• _Requirement_: Gather all lines with the word "this" in them.

** Start **

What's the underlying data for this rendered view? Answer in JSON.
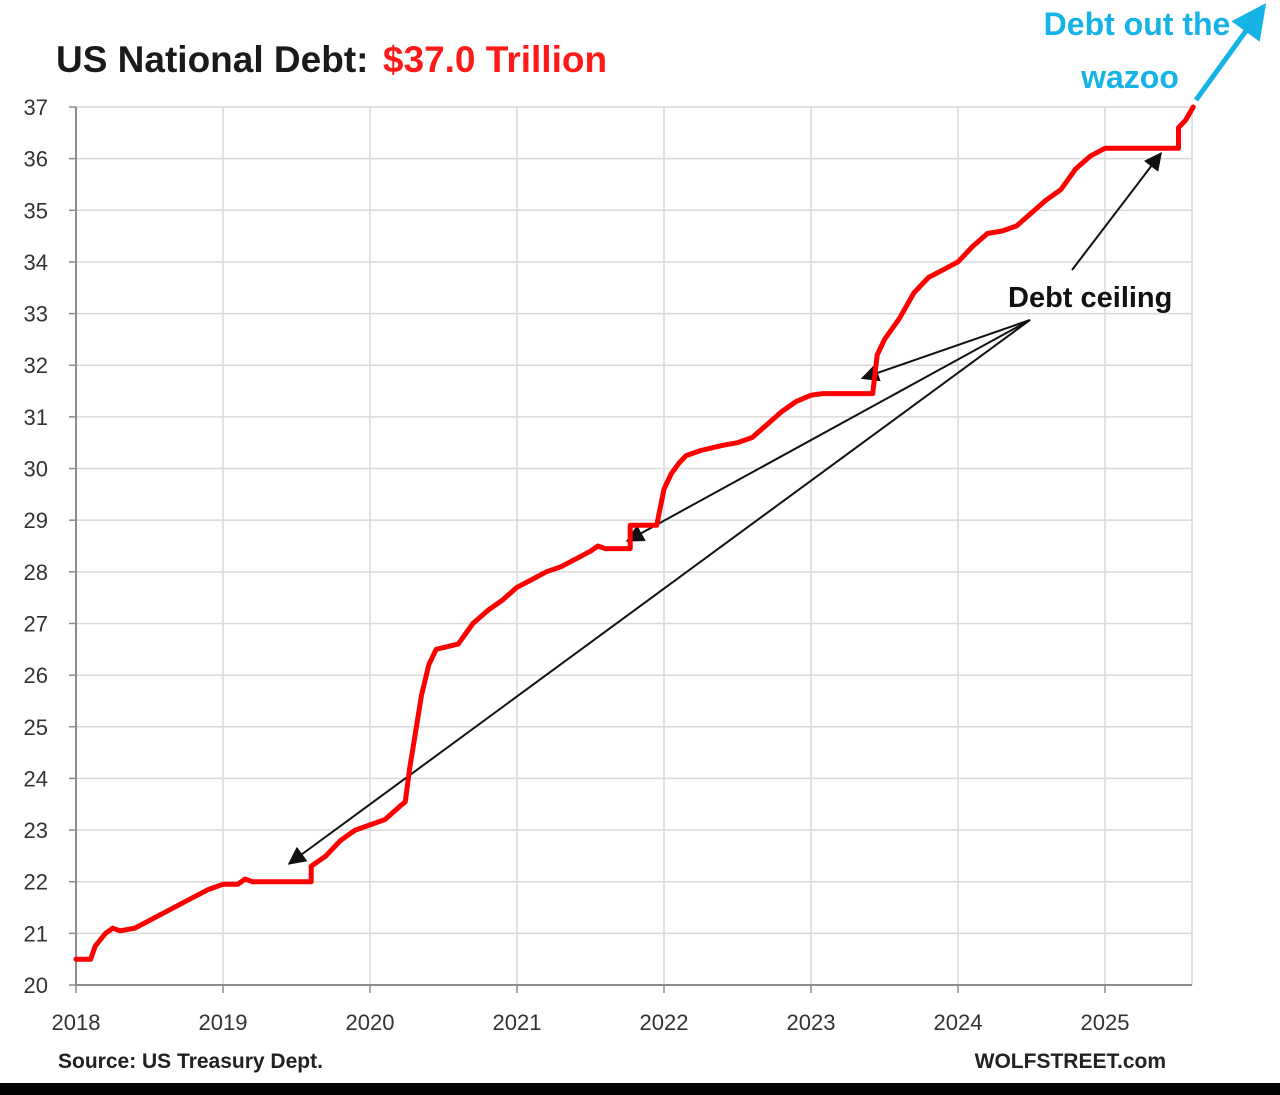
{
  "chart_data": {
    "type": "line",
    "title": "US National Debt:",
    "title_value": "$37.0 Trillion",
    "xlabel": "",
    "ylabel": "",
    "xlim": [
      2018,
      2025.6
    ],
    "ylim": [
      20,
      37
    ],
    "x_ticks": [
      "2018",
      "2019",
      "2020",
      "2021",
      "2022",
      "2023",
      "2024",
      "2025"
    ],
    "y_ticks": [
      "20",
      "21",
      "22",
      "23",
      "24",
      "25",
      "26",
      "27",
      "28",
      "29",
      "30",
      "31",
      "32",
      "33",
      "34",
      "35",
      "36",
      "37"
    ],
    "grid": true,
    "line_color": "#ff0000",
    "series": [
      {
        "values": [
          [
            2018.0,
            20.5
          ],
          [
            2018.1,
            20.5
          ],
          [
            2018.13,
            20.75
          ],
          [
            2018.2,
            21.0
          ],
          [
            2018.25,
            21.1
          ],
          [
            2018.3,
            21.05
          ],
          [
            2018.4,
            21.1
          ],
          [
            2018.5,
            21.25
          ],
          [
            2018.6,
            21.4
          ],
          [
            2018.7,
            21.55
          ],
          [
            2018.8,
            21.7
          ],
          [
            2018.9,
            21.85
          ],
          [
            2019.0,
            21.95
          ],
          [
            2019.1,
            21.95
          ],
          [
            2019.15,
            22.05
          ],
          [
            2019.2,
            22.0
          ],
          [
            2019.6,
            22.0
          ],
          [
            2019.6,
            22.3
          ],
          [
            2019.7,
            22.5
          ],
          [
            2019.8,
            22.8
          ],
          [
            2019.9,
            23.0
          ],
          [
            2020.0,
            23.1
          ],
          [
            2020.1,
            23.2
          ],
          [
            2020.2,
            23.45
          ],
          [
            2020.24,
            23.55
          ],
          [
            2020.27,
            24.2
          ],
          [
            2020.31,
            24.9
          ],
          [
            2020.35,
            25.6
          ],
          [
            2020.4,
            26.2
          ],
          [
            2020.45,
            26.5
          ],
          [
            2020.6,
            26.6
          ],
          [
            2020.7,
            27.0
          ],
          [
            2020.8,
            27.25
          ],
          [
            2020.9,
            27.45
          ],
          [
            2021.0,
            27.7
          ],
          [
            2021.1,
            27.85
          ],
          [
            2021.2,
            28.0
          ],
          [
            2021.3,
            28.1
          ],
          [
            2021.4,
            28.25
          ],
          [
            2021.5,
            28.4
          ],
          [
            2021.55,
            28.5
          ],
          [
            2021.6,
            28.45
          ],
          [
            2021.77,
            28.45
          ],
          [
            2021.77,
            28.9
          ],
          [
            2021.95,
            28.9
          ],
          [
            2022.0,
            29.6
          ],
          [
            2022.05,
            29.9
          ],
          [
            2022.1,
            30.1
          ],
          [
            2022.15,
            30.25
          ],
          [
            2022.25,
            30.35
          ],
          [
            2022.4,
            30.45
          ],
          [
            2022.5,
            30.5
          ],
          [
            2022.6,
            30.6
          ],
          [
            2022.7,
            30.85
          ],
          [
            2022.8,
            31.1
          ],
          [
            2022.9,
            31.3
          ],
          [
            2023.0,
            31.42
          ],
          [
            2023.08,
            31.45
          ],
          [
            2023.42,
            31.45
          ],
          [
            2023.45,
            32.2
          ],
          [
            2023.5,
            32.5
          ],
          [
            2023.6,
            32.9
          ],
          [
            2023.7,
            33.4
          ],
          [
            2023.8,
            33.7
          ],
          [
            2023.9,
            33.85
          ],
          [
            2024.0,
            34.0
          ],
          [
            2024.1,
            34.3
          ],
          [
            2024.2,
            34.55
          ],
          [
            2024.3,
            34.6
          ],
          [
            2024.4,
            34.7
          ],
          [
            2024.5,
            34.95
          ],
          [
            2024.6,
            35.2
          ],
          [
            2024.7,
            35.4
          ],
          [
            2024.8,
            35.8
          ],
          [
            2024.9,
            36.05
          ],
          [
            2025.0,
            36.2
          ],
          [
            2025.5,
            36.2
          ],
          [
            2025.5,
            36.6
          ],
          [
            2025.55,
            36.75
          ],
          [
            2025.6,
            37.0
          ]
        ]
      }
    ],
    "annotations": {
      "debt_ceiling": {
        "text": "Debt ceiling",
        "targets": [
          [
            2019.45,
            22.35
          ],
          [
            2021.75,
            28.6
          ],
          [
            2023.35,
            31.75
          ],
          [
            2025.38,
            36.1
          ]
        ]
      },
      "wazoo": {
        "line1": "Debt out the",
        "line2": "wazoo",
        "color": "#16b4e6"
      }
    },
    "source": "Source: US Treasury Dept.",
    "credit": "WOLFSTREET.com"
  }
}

** End **
** Start **

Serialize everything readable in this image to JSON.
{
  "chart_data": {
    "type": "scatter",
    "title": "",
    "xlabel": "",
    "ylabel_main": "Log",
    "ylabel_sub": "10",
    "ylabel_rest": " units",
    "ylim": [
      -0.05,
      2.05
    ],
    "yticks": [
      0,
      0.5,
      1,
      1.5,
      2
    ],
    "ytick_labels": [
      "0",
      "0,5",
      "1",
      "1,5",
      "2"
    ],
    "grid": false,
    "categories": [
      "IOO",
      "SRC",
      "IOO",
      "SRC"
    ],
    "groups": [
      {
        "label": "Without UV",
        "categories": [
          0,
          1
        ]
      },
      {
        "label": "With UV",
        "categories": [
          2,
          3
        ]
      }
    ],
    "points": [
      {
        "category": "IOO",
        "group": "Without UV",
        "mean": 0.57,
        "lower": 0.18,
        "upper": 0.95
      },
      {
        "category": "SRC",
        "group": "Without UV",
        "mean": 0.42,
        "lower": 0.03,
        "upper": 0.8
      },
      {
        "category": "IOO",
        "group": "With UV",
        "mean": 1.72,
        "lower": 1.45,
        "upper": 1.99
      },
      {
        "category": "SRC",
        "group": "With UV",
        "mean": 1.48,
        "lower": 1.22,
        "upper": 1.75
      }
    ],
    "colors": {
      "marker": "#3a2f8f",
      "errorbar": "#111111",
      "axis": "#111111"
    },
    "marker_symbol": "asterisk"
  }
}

** End **
** Start **

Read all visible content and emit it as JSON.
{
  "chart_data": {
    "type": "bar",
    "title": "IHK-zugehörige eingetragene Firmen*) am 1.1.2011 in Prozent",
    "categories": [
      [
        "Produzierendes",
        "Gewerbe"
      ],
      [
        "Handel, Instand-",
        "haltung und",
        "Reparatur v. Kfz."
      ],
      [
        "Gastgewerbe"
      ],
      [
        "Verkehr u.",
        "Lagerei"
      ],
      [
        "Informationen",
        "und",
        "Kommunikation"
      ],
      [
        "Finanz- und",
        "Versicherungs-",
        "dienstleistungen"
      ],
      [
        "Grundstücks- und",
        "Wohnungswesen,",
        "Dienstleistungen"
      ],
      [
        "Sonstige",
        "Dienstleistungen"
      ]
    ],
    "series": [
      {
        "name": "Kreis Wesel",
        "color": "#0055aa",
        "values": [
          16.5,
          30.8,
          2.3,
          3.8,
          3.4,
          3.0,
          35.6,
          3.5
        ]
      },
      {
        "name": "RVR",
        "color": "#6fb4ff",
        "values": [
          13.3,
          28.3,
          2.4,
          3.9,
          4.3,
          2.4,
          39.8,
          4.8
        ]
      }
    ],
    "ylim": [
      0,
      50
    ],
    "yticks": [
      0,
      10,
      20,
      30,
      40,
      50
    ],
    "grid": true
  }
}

** End **

• _Result_:
What's the underlying data for this rendered view? Answer in JSON.
Serialize everything readable in this image to JSON.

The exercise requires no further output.